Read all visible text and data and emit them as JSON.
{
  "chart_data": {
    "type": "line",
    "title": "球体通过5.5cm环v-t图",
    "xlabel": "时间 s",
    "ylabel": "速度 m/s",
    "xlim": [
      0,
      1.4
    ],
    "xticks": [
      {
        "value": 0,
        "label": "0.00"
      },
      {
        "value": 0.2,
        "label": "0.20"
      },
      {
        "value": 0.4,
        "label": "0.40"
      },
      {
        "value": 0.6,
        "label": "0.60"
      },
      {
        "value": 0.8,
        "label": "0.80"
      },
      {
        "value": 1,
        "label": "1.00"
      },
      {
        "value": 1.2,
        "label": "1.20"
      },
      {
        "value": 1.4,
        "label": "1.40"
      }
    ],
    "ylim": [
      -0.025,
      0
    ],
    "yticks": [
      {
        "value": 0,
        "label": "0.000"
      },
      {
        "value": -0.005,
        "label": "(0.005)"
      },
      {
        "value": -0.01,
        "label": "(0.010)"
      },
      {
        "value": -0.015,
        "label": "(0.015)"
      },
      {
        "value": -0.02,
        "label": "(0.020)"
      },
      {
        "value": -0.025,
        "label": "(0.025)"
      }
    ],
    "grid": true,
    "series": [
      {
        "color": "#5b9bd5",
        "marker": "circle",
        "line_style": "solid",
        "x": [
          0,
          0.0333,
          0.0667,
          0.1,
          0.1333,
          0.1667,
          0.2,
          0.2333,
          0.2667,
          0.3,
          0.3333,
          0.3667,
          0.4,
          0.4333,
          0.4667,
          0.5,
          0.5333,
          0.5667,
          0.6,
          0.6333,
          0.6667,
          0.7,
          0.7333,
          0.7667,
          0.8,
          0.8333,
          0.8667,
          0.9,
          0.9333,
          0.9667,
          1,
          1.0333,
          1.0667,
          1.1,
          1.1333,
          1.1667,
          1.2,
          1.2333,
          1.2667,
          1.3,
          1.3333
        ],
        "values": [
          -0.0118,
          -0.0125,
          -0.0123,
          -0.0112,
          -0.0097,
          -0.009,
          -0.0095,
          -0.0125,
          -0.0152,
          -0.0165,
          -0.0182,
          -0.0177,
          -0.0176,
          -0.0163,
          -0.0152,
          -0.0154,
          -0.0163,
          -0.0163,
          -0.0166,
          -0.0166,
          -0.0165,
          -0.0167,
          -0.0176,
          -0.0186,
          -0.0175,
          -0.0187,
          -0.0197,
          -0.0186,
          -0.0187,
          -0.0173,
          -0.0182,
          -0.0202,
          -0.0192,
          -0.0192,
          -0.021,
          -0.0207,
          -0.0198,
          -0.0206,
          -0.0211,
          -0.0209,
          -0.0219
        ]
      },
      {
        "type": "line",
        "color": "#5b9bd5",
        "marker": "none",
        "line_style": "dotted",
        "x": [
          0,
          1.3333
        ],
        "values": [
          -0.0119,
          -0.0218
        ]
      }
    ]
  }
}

§ **Work required**
All of the material above needs to be retyped word for word.

§ **Answer to this problem**
Read all visible text and data and emit them as JSON.
{
  "chart_data": {
    "type": "line",
    "title": "球体通过5.5cm环v-t图",
    "xlabel": "时间 s",
    "ylabel": "速度 m/s",
    "xlim": [
      0,
      1.4
    ],
    "xticks": [
      {
        "value": 0,
        "label": "0.00"
      },
      {
        "value": 0.2,
        "label": "0.20"
      },
      {
        "value": 0.4,
        "label": "0.40"
      },
      {
        "value": 0.6,
        "label": "0.60"
      },
      {
        "value": 0.8,
        "label": "0.80"
      },
      {
        "value": 1,
        "label": "1.00"
      },
      {
        "value": 1.2,
        "label": "1.20"
      },
      {
        "value": 1.4,
        "label": "1.40"
      }
    ],
    "ylim": [
      -0.025,
      0
    ],
    "yticks": [
      {
        "value": 0,
        "label": "0.000"
      },
      {
        "value": -0.005,
        "label": "(0.005)"
      },
      {
        "value": -0.01,
        "label": "(0.010)"
      },
      {
        "value": -0.015,
        "label": "(0.015)"
      },
      {
        "value": -0.02,
        "label": "(0.020)"
      },
      {
        "value": -0.025,
        "label": "(0.025)"
      }
    ],
    "grid": true,
    "series": [
      {
        "color": "#5b9bd5",
        "marker": "circle",
        "line_style": "solid",
        "x": [
          0,
          0.0333,
          0.0667,
          0.1,
          0.1333,
          0.1667,
          0.2,
          0.2333,
          0.2667,
          0.3,
          0.3333,
          0.3667,
          0.4,
          0.4333,
          0.4667,
          0.5,
          0.5333,
          0.5667,
          0.6,
          0.6333,
          0.6667,
          0.7,
          0.7333,
          0.7667,
          0.8,
          0.8333,
          0.8667,
          0.9,
          0.9333,
          0.9667,
          1,
          1.0333,
          1.0667,
          1.1,
          1.1333,
          1.1667,
          1.2,
          1.2333,
          1.2667,
          1.3,
          1.3333
        ],
        "values": [
          -0.0118,
          -0.0125,
          -0.0123,
          -0.0112,
          -0.0097,
          -0.009,
          -0.0095,
          -0.0125,
          -0.0152,
          -0.0165,
          -0.0182,
          -0.0177,
          -0.0176,
          -0.0163,
          -0.0152,
          -0.0154,
          -0.0163,
          -0.0163,
          -0.0166,
          -0.0166,
          -0.0165,
          -0.0167,
          -0.0176,
          -0.0186,
          -0.0175,
          -0.0187,
          -0.0197,
          -0.0186,
          -0.0187,
          -0.0173,
          -0.0182,
          -0.0202,
          -0.0192,
          -0.0192,
          -0.021,
          -0.0207,
          -0.0198,
          -0.0206,
          -0.0211,
          -0.0209,
          -0.0219
        ]
      },
      {
        "type": "line",
        "color": "#5b9bd5",
        "marker": "none",
        "line_style": "dotted",
        "x": [
          0,
          1.3333
        ],
        "values": [
          -0.0119,
          -0.0218
        ]
      }
    ]
  }
}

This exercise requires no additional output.